Texto de referência:

# # # # #

- Pesquisa do PoderData, realizada de 30 de maio a 1º de junho de 2026, aponta que 46% dos eleitores avaliam o STF como ruim ou péssimo, queda de 6 pontos em dois meses.
- Enquanto isso, 15% consideram o desempenho dos ministros “bom” ou “ótimo” (alta de 6 pontos no mesmo período) e 27% veem a Corte como “regular”; 12% não souberam responder.
- Parte da percepção negativa está ligada à atuação mais proativa do STF em temas políticos, como o inquérito das fake news, bloqueios de perfis e remoção de conteúdos.
- O STF vive tensão com o Congresso, com propostas para limitar poderes da Corte e debates sobre pedidos de impeachment de ministros, o que desgasta a imagem de neutralidade.
- Foram 2.500 entrevistas em 166 municípios, com margem de erro de 2 pontos percentuais; os números só indicarão tendência se as próximas leituras mostrarem melhora.

# # # # #

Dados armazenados
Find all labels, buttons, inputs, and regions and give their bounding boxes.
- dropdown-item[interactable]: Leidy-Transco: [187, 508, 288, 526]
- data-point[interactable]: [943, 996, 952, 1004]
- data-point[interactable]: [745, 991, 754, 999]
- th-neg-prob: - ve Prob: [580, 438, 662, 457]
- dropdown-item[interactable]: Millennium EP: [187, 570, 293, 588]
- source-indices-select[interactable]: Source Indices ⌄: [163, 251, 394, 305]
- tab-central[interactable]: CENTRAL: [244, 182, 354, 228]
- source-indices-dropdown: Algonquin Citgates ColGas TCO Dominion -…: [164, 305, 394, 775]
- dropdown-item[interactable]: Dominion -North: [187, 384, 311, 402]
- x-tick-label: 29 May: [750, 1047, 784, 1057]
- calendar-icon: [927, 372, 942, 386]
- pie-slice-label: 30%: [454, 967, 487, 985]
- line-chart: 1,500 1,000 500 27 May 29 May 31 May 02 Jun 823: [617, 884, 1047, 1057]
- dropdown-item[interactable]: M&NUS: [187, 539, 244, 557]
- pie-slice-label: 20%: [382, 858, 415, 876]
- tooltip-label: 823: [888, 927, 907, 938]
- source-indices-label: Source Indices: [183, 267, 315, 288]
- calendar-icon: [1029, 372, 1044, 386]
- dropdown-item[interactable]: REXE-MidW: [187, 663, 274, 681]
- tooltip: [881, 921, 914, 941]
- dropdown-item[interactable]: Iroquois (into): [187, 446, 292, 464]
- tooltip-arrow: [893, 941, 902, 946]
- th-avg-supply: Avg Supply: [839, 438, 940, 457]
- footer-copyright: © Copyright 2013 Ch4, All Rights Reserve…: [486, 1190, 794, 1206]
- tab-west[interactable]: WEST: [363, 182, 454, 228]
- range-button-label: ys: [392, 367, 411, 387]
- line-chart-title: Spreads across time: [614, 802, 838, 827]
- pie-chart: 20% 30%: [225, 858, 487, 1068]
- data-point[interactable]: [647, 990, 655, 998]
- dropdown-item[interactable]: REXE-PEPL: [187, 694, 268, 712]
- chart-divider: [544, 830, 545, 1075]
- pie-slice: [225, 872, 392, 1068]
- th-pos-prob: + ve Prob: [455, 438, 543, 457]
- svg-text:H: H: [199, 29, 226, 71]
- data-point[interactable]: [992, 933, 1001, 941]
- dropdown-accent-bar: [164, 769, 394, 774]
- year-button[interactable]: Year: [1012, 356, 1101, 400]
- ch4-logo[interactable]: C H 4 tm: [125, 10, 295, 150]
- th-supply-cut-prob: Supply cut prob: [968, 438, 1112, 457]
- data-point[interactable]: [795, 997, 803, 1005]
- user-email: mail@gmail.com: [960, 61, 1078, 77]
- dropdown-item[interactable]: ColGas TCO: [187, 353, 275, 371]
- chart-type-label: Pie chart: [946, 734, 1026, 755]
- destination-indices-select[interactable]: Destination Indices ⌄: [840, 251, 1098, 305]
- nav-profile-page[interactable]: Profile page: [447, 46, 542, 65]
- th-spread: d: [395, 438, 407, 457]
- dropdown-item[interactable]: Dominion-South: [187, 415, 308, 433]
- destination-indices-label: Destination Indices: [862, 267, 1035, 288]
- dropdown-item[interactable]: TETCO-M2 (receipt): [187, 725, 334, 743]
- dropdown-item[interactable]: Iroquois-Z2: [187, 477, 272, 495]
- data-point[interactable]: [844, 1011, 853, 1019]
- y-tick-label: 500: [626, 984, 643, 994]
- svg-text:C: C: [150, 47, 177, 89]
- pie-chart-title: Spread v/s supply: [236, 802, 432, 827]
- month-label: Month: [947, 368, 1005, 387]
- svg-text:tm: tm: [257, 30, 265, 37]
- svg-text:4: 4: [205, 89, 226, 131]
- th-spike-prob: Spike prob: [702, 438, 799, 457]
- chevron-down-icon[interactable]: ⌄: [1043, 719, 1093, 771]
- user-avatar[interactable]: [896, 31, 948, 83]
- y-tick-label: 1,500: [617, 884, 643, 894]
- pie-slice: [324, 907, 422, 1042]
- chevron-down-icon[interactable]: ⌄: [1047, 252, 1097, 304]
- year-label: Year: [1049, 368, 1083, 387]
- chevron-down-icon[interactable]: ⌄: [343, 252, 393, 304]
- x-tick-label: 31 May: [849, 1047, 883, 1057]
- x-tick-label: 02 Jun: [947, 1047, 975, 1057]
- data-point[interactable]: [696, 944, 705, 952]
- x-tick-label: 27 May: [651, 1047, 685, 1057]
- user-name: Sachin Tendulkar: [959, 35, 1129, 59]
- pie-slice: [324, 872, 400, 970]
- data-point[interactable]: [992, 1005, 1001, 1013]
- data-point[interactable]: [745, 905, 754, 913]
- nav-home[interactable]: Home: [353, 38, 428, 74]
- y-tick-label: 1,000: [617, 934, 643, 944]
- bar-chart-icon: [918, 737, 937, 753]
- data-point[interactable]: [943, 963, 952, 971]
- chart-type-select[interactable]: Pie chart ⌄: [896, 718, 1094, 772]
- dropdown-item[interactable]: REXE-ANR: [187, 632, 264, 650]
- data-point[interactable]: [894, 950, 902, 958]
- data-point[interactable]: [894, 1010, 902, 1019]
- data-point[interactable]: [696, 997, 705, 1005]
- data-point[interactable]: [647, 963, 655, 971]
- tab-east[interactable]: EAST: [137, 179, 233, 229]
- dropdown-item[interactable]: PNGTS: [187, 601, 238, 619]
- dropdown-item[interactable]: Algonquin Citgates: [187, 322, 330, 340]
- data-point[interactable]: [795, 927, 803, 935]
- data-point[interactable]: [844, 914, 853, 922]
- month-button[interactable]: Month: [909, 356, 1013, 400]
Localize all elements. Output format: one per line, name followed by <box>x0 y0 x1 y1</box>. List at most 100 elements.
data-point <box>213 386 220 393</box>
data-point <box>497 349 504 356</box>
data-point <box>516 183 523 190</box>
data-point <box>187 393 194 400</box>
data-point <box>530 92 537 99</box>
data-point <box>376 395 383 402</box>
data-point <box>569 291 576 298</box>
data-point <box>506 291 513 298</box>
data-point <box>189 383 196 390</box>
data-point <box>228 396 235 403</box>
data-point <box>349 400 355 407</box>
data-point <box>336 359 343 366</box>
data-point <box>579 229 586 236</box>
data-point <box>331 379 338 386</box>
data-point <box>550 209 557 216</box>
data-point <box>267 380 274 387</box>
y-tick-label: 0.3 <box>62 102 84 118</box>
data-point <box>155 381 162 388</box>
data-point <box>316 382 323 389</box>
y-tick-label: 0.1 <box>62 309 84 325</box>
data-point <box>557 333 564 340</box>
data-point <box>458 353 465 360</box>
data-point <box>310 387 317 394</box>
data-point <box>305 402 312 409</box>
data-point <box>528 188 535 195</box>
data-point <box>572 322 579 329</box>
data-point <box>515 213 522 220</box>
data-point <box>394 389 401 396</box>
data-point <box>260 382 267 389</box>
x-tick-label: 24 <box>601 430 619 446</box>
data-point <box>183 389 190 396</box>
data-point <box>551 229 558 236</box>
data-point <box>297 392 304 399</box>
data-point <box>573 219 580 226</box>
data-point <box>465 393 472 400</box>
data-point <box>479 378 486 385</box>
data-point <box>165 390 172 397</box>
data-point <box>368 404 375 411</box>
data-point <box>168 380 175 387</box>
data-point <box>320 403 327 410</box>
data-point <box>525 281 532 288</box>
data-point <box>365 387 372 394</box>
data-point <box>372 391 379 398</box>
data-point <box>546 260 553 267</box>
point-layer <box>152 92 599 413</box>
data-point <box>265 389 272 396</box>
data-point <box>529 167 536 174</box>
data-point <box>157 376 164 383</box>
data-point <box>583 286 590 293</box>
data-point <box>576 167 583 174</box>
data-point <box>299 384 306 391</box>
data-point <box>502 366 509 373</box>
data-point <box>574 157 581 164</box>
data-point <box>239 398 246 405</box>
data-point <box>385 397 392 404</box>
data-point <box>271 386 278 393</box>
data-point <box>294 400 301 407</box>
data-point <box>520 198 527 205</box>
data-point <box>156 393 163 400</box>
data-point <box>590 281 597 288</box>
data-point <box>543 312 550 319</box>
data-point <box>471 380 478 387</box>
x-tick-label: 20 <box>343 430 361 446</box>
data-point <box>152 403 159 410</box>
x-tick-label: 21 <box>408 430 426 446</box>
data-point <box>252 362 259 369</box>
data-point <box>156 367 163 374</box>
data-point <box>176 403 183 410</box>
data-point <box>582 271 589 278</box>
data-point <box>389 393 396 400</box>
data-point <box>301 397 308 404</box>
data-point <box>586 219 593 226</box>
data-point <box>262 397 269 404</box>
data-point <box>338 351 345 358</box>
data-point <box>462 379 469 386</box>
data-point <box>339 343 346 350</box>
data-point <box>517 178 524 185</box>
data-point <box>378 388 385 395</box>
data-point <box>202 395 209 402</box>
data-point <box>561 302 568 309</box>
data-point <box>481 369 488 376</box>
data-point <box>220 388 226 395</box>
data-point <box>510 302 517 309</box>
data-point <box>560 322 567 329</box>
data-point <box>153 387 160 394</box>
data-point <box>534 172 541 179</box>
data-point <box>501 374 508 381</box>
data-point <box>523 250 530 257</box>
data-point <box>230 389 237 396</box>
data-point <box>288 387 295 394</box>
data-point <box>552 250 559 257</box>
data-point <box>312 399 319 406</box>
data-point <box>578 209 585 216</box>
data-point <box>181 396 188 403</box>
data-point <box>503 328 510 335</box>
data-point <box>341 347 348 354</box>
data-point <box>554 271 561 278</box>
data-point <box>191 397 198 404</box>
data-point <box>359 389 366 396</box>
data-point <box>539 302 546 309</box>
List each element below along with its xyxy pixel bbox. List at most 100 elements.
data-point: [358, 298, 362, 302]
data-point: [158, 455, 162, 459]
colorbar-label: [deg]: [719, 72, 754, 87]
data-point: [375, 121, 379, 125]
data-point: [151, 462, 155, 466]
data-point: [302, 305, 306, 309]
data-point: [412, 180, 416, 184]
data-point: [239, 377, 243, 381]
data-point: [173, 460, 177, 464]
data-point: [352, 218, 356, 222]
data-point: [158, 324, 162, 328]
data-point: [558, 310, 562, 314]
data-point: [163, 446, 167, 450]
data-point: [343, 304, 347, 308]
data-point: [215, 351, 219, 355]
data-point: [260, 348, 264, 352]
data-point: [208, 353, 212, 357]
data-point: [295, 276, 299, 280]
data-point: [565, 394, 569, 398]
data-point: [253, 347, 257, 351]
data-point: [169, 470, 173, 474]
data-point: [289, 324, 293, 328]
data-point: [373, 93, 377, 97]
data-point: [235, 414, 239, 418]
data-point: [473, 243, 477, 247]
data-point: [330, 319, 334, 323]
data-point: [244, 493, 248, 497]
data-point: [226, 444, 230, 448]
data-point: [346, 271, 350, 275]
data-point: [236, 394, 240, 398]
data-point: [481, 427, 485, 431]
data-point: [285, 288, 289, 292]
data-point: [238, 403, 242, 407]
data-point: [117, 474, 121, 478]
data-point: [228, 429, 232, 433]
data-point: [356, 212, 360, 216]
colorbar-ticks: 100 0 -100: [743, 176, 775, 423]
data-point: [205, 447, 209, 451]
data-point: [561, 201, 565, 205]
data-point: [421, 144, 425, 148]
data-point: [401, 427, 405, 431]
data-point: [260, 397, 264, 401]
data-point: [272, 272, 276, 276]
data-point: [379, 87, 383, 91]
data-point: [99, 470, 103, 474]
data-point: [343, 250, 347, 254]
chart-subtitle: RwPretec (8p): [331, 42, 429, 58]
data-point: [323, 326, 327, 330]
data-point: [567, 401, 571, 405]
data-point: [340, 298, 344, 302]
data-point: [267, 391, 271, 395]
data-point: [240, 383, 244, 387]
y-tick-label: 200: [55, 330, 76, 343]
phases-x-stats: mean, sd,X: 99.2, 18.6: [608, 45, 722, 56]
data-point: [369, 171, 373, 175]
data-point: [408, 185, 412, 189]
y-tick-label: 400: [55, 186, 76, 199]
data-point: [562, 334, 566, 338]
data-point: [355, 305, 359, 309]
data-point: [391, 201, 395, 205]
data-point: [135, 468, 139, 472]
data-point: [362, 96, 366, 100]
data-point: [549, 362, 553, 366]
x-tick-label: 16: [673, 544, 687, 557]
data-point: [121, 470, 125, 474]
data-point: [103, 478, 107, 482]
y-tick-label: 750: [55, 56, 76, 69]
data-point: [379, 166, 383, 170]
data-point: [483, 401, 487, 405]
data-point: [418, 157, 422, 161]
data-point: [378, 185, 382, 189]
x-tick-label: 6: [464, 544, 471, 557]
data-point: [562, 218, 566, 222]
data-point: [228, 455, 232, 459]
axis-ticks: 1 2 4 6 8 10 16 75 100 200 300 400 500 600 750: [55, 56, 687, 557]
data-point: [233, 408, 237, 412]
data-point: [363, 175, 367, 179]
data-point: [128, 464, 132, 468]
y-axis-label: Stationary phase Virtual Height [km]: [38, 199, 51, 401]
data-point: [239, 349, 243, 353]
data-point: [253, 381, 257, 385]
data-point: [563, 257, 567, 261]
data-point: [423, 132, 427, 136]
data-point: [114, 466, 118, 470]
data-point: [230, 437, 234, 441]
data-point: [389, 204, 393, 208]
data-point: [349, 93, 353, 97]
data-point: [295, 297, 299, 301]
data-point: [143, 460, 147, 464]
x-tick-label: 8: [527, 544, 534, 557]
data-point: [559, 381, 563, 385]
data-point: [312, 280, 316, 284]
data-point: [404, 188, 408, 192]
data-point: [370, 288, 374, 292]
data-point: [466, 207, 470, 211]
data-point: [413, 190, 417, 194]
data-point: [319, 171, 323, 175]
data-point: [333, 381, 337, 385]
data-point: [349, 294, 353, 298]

# # # # #

Objetivo do exercício: Transcreva na íntegra o texto sobre a avaliação do STF na pesquisa do PoderData. A listagem é um material independente do texto.

Resposta a seguir:
- Pesquisa do PoderData, realizada de 30 de maio a 1º de junho de 2026, aponta que 46% dos eleitores avaliam o STF como ruim ou péssimo, queda de 6 pontos em dois meses.
- Enquanto isso, 15% consideram o desempenho dos ministros “bom” ou “ótimo” (alta de 6 pontos no mesmo período) e 27% veem a Corte como “regular”; 12% não souberam responder.
- Parte da percepção negativa está ligada à atuação mais proativa do STF em temas políticos, como o inquérito das fake news, bloqueios de perfis e remoção de conteúdos.
- O STF vive tensão com o Congresso, com propostas para limitar poderes da Corte e debates sobre pedidos de impeachment de ministros, o que desgasta a imagem de neutralidade.
- Foram 2.500 entrevistas em 166 municípios, com margem de erro de 2 pontos percentuais; os números só indicarão tendência se as próximas leituras mostrarem melhora.